Print the complete set of entries exactly.

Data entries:
________
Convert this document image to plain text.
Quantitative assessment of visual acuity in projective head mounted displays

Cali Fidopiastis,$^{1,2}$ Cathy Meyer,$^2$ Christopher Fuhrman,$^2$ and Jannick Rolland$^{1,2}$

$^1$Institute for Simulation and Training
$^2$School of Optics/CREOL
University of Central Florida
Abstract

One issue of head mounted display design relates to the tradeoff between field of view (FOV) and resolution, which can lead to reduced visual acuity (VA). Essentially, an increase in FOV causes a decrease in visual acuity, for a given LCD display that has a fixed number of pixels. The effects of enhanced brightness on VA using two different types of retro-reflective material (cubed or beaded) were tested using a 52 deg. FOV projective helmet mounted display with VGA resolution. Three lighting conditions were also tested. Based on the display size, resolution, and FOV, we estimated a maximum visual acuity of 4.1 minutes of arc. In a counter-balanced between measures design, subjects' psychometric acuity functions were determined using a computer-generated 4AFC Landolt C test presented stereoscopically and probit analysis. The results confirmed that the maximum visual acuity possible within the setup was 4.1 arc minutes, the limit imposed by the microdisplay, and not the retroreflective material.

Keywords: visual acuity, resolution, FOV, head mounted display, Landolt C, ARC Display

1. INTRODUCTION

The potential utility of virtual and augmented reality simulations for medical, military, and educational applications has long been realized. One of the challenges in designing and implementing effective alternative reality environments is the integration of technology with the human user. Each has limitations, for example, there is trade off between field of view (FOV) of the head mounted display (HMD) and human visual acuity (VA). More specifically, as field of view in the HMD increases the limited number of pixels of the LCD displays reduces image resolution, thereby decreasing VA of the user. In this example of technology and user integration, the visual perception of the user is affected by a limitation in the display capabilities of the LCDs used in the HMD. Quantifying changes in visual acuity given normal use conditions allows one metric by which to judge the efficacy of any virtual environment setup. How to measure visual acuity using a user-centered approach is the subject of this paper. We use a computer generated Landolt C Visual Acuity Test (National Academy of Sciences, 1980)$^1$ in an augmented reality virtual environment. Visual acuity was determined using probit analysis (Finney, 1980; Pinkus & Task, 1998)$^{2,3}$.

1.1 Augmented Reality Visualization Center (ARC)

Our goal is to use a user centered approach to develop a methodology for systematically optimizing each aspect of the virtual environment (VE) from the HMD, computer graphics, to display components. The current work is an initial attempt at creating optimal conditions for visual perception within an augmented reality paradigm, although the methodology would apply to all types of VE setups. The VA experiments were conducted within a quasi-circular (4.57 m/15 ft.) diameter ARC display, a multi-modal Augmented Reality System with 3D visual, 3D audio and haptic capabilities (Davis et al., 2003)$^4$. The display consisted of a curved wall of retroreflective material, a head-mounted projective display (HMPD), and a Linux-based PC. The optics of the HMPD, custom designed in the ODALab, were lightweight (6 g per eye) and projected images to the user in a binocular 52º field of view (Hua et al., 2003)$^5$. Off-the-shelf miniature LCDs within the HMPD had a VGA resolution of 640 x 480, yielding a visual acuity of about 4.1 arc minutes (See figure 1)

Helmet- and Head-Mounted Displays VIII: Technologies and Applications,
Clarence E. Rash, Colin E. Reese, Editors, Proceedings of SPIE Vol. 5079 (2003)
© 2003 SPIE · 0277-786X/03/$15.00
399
________
◆ Solution below
Convert this document image to plain text.
Quantitative assessment of visual acuity in projective head mounted displays

Cali Fidopiastis,$^{1,2}$ Cathy Meyer,$^2$ Christopher Fuhrman,$^2$ and Jannick Rolland$^{1,2}$

$^1$Institute for Simulation and Training
$^2$School of Optics/CREOL
University of Central Florida
Abstract

One issue of head mounted display design relates to the tradeoff between field of view (FOV) and resolution, which can lead to reduced visual acuity (VA). Essentially, an increase in FOV causes a decrease in visual acuity, for a given LCD display that has a fixed number of pixels. The effects of enhanced brightness on VA using two different types of retro-reflective material (cubed or beaded) were tested using a 52 deg. FOV projective helmet mounted display with VGA resolution. Three lighting conditions were also tested. Based on the display size, resolution, and FOV, we estimated a maximum visual acuity of 4.1 minutes of arc. In a counter-balanced between measures design, subjects' psychometric acuity functions were determined using a computer-generated 4AFC Landolt C test presented stereoscopically and probit analysis. The results confirmed that the maximum visual acuity possible within the setup was 4.1 arc minutes, the limit imposed by the microdisplay, and not the retroreflective material.

Keywords: visual acuity, resolution, FOV, head mounted display, Landolt C, ARC Display

1. INTRODUCTION

The potential utility of virtual and augmented reality simulations for medical, military, and educational applications has long been realized. One of the challenges in designing and implementing effective alternative reality environments is the integration of technology with the human user. Each has limitations, for example, there is trade off between field of view (FOV) of the head mounted display (HMD) and human visual acuity (VA). More specifically, as field of view in the HMD increases the limited number of pixels of the LCD displays reduces image resolution, thereby decreasing VA of the user. In this example of technology and user integration, the visual perception of the user is affected by a limitation in the display capabilities of the LCDs used in the HMD. Quantifying changes in visual acuity given normal use conditions allows one metric by which to judge the efficacy of any virtual environment setup. How to measure visual acuity using a user-centered approach is the subject of this paper. We use a computer generated Landolt C Visual Acuity Test (National Academy of Sciences, 1980)$^1$ in an augmented reality virtual environment. Visual acuity was determined using probit analysis (Finney, 1980; Pinkus & Task, 1998)$^{2,3}$.

1.1 Augmented Reality Visualization Center (ARC)

Our goal is to use a user centered approach to develop a methodology for systematically optimizing each aspect of the virtual environment (VE) from the HMD, computer graphics, to display components. The current work is an initial attempt at creating optimal conditions for visual perception within an augmented reality paradigm, although the methodology would apply to all types of VE setups. The VA experiments were conducted within a quasi-circular (4.57 m/15 ft.) diameter ARC display, a multi-modal Augmented Reality System with 3D visual, 3D audio and haptic capabilities (Davis et al., 2003)$^4$. The display consisted of a curved wall of retroreflective material, a head-mounted projective display (HMPD), and a Linux-based PC. The optics of the HMPD, custom designed in the ODALab, were lightweight (6 g per eye) and projected images to the user in a binocular 52º field of view (Hua et al., 2003)$^5$. Off-the-shelf miniature LCDs within the HMPD had a VGA resolution of 640 x 480, yielding a visual acuity of about 4.1 arc minutes (See figure 1)

Helmet- and Head-Mounted Displays VIII: Technologies and Applications,
Clarence E. Rash, Colin E. Reese, Editors, Proceedings of SPIE Vol. 5079 (2003)
© 2003 SPIE · 0277-786X/03/$15.00
399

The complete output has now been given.